▸ **JOB**: Reproduce each line from the records that holds "wikipedia".

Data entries
>> start

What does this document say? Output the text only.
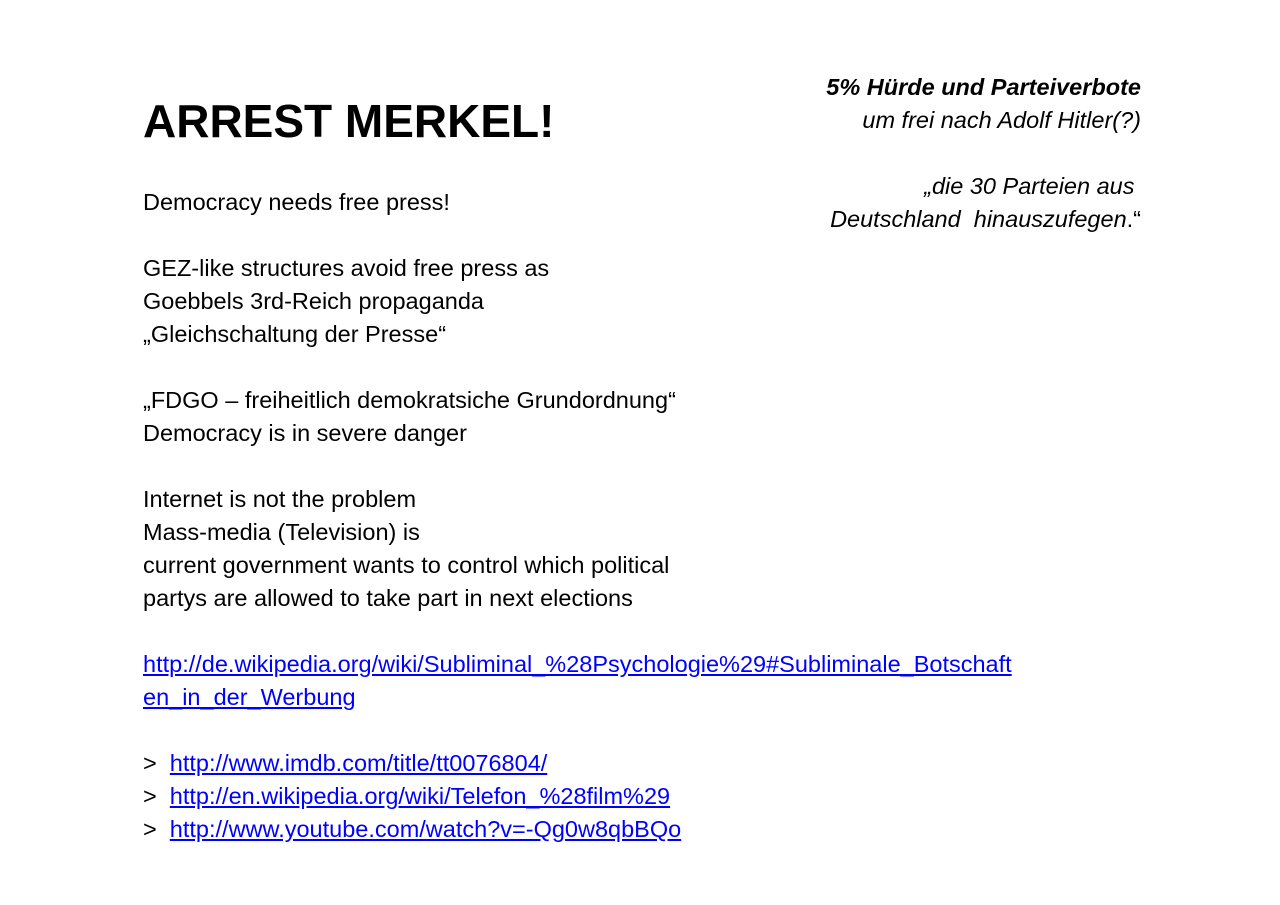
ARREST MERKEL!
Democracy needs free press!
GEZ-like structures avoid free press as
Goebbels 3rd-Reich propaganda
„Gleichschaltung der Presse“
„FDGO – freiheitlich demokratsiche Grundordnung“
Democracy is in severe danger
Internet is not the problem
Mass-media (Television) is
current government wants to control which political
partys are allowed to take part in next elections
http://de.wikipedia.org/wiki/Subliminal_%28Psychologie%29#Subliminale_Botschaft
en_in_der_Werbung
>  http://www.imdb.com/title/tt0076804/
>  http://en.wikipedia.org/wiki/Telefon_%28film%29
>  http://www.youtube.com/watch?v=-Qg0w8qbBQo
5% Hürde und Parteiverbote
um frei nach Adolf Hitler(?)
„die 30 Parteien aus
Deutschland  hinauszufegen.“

>> end

▸ **COMPLETE RESPONSE**:
http://de.wikipedia.org/wiki/Subliminal_%28Psychologie%29#Subliminale_Botschaft
>  http://en.wikipedia.org/wiki/Telefon_%28film%29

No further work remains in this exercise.